* Source records
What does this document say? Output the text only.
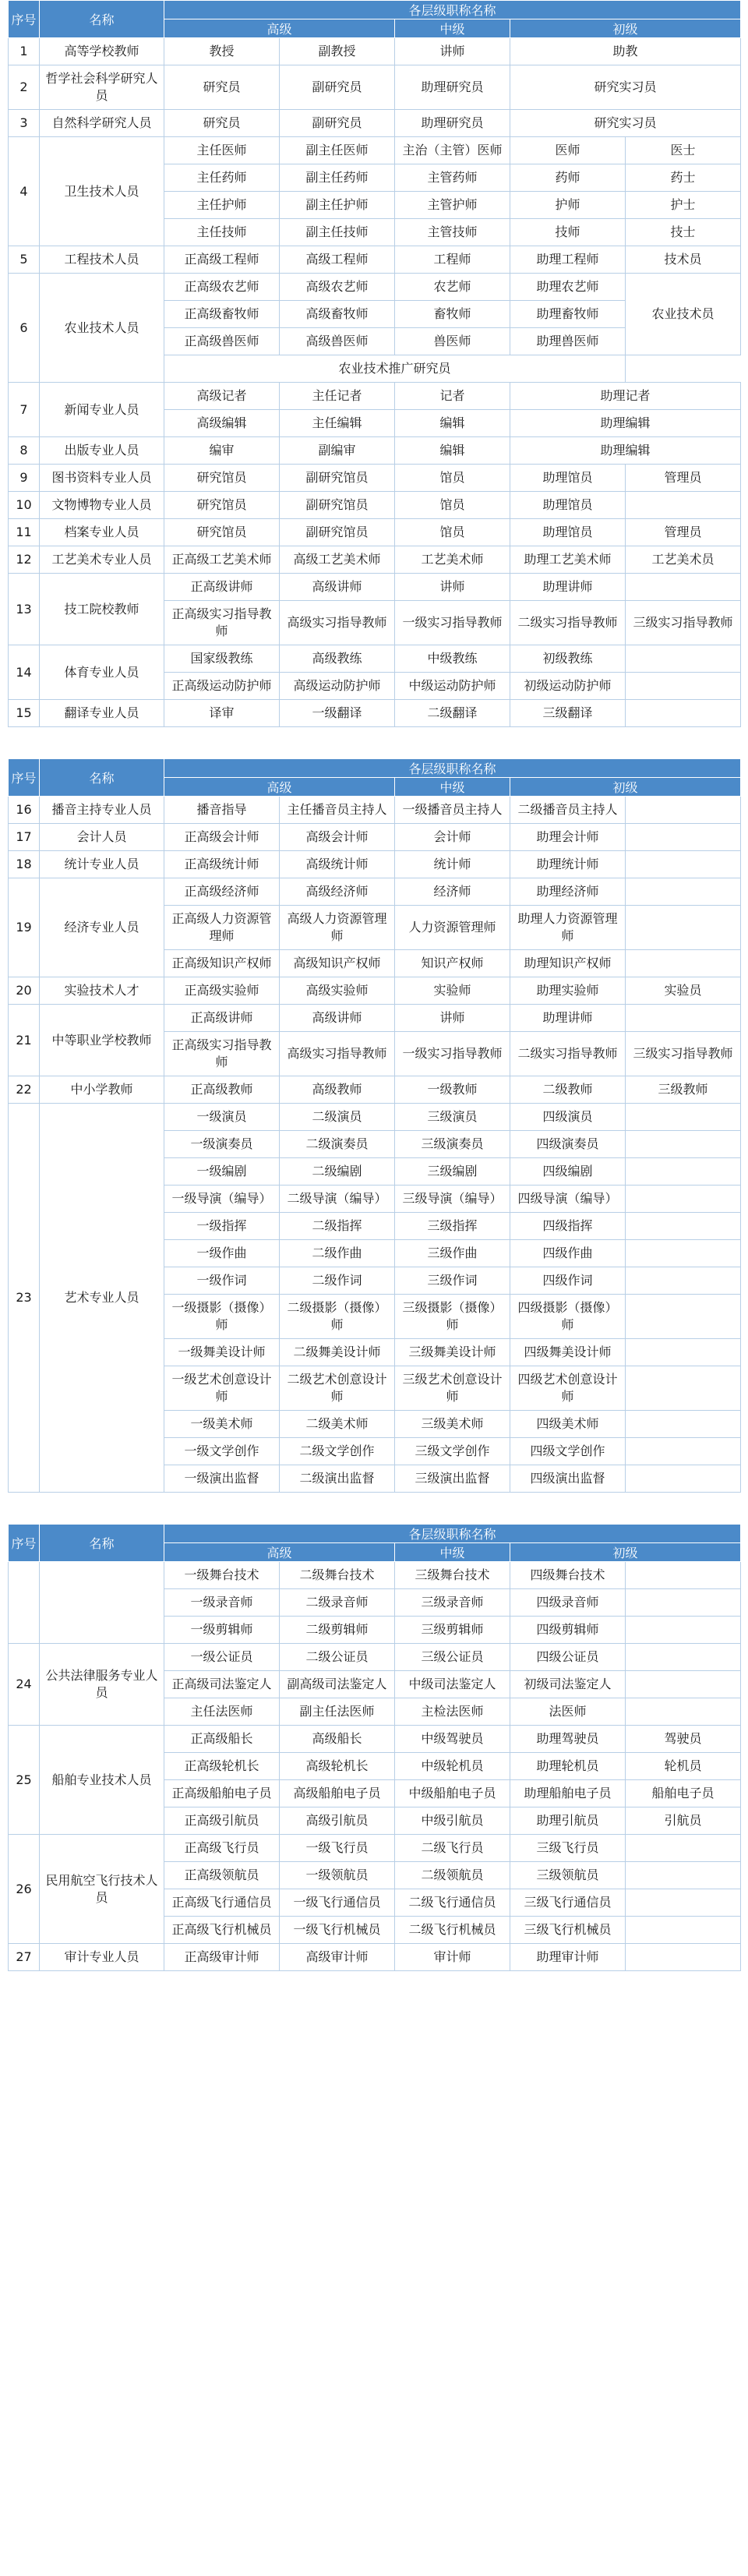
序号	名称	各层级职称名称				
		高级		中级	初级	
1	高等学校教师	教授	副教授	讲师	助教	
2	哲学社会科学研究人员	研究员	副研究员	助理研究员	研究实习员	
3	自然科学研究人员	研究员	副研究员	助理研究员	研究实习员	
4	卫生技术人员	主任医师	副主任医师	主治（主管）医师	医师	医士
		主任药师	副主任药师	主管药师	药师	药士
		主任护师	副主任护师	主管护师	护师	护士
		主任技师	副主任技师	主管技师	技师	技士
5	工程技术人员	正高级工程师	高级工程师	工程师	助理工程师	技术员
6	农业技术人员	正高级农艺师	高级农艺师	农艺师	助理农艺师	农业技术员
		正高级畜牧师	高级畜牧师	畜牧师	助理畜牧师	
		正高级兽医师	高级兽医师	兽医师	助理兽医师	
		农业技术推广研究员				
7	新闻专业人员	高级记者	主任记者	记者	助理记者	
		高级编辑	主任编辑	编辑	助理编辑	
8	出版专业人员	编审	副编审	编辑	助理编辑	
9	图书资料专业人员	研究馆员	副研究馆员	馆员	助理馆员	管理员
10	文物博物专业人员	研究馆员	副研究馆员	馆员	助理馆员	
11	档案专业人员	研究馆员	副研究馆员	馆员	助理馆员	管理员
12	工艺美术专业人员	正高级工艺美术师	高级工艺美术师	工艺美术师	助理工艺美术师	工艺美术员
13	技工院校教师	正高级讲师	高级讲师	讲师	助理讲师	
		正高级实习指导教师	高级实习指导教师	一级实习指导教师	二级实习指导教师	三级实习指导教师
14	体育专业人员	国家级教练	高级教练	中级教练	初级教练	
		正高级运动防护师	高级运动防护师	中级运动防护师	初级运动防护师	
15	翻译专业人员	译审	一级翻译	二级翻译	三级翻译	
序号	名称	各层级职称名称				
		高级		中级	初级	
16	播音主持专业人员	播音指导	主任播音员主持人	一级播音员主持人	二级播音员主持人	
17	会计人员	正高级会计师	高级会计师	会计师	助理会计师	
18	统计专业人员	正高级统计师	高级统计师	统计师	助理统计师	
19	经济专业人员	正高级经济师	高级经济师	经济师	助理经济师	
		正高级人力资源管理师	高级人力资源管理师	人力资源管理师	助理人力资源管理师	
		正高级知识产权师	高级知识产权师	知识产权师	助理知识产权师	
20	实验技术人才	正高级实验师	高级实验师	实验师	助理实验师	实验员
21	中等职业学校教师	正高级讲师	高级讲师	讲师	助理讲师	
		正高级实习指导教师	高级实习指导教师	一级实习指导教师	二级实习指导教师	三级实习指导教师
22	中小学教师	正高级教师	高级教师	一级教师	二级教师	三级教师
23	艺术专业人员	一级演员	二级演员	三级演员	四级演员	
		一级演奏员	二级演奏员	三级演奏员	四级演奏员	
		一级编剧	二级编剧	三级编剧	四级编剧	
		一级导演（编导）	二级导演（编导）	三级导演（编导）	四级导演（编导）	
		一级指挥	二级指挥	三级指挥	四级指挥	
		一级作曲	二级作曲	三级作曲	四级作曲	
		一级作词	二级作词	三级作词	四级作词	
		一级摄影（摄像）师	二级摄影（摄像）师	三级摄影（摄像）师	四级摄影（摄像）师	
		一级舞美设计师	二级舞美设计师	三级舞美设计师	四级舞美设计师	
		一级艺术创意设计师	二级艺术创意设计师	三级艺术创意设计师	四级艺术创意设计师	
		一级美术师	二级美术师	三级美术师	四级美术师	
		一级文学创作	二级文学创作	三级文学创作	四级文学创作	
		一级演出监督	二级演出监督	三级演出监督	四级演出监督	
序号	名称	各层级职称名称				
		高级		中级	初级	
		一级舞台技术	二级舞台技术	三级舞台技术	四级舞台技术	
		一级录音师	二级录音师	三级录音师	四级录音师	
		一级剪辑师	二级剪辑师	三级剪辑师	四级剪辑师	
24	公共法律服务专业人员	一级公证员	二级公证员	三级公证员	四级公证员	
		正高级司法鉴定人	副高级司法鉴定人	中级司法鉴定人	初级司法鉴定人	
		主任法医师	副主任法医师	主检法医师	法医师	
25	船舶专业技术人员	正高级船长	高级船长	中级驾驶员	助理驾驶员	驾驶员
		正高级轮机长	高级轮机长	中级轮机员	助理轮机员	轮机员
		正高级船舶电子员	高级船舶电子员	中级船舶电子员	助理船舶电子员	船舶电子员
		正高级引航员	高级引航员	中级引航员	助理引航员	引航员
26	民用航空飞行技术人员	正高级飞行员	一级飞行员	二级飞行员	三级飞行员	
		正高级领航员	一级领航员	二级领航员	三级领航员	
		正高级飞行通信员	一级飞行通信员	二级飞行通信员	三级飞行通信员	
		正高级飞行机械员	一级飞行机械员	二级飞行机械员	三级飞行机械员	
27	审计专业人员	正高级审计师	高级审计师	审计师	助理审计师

...

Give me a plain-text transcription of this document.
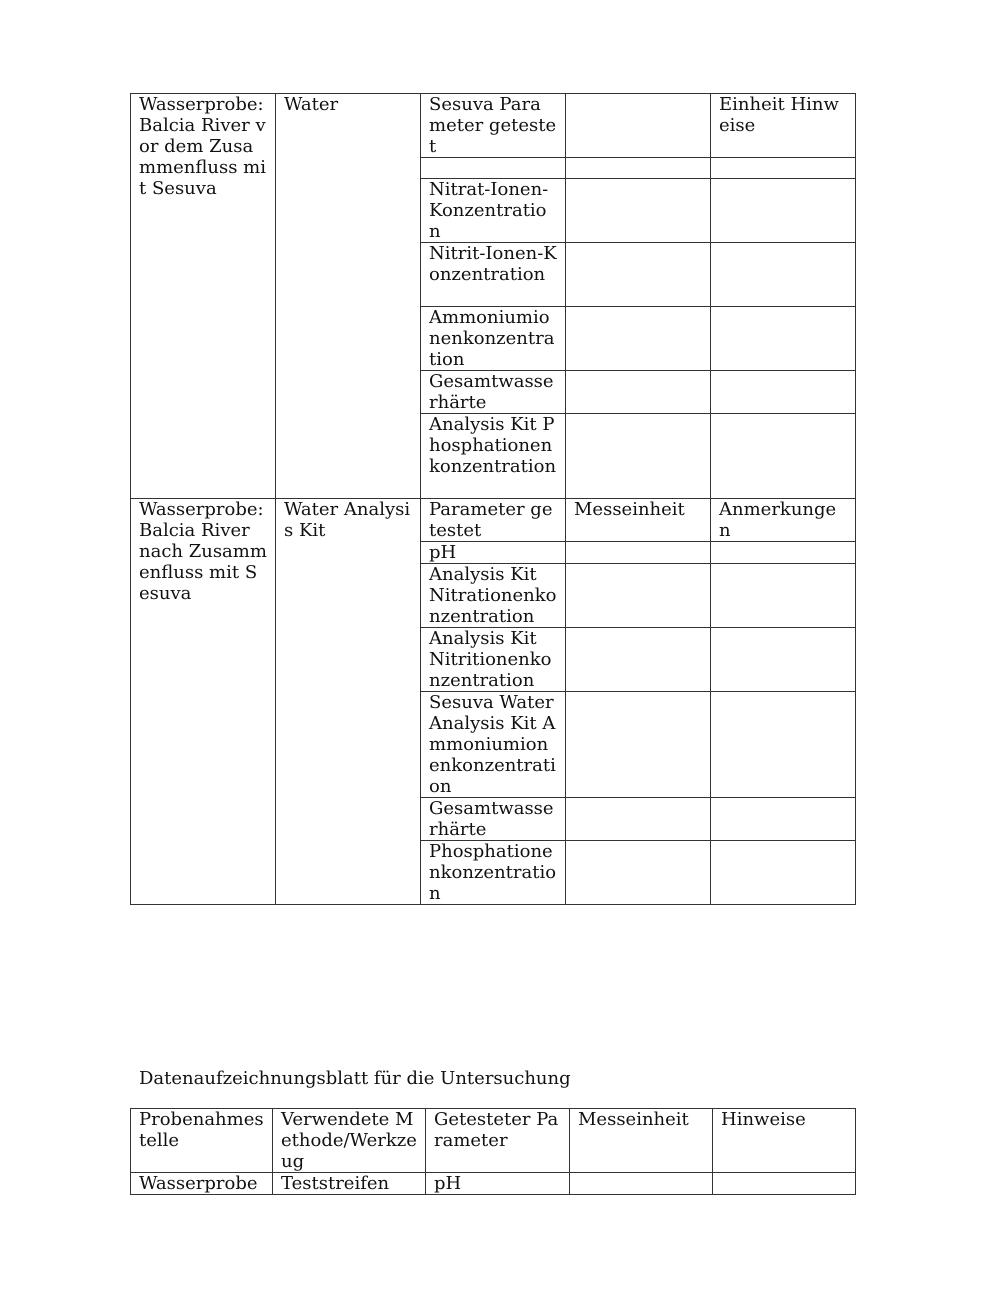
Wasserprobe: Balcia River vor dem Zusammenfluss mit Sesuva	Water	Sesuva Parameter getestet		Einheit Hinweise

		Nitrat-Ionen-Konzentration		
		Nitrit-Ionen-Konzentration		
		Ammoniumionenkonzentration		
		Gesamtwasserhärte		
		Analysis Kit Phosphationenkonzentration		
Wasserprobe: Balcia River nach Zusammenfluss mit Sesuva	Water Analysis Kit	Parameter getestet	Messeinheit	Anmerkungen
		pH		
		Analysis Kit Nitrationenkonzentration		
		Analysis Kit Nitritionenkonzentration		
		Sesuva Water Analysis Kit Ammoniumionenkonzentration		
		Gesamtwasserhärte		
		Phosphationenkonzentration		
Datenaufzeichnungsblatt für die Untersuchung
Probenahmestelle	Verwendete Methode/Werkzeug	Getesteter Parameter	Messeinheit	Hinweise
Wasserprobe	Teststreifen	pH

* Problem to solve
Where a line of the entries contains the word "副研究馆员", copy that line.

* Output
9	图书资料专业人员	研究馆员	副研究馆员	馆员	助理馆员	管理员
10	文物博物专业人员	研究馆员	副研究馆员	馆员	助理馆员	
11	档案专业人员	研究馆员	副研究馆员	馆员	助理馆员	管理员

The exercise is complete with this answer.